▸ Set exercise:
Collect every line in the records below that contains the word "Chicken".

-.-.-

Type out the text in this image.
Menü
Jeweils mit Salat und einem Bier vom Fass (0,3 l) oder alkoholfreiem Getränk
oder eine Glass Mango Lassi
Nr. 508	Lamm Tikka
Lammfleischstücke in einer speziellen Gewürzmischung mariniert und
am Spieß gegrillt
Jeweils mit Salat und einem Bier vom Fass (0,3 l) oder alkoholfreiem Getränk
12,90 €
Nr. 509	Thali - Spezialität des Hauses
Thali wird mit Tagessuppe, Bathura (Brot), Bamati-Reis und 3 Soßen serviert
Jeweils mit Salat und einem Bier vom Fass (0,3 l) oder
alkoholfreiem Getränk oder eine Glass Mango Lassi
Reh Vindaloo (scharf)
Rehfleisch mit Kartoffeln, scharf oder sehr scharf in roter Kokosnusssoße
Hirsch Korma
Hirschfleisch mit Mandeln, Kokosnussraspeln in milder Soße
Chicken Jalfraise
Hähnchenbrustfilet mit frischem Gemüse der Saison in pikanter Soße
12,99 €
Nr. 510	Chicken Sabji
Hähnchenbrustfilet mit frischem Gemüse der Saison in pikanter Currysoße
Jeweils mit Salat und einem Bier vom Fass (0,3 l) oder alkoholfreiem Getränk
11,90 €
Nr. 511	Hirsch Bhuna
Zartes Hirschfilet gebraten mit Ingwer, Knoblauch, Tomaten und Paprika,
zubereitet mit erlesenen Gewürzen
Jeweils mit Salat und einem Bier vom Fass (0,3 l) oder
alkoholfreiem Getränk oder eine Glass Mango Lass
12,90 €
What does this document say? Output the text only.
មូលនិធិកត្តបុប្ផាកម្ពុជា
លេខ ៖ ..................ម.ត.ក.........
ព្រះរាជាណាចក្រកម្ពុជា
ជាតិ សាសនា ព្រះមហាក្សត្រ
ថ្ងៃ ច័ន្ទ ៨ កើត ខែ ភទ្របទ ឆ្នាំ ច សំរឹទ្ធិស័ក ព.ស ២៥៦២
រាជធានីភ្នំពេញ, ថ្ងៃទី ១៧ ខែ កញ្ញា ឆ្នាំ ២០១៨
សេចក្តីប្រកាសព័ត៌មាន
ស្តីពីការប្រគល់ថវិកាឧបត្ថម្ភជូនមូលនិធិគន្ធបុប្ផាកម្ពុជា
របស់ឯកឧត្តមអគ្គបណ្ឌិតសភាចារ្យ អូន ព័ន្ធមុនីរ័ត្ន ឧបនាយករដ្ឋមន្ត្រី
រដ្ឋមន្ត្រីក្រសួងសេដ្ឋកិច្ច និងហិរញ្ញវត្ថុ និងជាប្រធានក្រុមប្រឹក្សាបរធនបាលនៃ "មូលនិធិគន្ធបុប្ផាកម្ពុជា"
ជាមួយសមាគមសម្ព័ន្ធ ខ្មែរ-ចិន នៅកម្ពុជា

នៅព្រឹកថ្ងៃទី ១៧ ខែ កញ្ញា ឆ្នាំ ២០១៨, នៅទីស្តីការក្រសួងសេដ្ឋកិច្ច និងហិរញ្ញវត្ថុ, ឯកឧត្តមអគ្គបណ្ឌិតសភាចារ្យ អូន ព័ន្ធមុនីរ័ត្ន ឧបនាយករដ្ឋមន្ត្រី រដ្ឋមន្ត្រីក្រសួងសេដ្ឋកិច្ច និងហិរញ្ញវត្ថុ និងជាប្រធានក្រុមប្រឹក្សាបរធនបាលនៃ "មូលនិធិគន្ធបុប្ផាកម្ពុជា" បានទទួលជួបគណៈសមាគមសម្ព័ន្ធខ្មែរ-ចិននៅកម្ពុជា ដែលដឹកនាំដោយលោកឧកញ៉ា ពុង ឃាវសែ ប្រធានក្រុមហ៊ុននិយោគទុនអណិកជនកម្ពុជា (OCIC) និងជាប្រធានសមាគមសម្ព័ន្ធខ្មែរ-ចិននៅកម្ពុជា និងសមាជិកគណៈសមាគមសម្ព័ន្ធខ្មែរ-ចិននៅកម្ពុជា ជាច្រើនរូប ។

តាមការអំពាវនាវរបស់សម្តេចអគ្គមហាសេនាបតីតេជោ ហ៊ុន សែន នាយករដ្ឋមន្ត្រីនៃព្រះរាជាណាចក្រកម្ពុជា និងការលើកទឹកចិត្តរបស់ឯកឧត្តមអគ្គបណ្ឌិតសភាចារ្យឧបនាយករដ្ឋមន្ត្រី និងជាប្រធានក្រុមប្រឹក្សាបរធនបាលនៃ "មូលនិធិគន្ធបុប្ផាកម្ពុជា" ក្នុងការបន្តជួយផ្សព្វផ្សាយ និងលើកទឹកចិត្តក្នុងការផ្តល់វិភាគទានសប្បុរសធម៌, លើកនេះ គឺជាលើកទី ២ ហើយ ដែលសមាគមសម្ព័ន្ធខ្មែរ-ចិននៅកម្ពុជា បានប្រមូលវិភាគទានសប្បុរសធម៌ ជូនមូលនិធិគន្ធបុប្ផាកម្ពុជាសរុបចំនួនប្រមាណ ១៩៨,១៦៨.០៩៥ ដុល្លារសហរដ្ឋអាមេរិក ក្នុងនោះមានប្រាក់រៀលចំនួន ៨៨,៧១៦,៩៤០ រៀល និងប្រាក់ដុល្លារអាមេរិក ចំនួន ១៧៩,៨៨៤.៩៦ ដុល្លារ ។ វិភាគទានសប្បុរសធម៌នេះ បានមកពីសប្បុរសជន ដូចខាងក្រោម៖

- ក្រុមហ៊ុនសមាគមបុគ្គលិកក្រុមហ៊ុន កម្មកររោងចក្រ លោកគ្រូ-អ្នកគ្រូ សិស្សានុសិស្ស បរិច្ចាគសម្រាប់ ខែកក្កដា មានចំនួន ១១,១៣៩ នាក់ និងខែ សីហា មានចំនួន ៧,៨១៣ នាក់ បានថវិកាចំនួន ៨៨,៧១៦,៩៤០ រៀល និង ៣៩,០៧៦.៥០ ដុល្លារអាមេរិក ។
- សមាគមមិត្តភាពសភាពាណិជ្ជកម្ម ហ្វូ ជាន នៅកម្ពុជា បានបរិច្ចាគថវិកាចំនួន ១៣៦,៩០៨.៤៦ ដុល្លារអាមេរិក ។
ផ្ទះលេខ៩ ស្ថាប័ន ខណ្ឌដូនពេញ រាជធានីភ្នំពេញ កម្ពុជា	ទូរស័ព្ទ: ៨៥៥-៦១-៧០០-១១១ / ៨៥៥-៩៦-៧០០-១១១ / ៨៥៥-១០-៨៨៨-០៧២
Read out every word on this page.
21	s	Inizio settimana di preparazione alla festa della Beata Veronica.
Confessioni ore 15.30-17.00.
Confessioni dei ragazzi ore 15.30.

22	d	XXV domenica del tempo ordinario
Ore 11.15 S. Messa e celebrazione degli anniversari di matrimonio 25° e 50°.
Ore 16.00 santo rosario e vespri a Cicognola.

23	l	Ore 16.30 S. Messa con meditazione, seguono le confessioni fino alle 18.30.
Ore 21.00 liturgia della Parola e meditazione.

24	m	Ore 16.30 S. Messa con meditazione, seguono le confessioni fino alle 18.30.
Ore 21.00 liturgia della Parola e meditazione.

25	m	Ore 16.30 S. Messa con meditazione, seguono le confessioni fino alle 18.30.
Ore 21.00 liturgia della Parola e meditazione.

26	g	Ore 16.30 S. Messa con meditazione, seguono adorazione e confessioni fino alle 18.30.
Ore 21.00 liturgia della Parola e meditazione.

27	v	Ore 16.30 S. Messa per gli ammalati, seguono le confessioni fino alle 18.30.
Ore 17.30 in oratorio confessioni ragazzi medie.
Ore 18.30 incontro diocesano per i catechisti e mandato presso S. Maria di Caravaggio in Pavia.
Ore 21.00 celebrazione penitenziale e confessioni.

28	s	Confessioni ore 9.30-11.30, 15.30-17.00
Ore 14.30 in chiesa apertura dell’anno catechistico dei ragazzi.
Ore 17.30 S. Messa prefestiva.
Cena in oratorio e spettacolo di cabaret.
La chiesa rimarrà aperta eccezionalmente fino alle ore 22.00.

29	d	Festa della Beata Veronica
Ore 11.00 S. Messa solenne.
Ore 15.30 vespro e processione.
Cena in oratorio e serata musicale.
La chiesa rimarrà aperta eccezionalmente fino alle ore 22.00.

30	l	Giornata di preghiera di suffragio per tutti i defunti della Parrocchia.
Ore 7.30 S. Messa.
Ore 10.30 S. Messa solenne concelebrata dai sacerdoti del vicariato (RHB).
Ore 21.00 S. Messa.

-.-.-

▸ Answer for this exercise:
Chicken Jalfraise
Nr. 510	Chicken Sabji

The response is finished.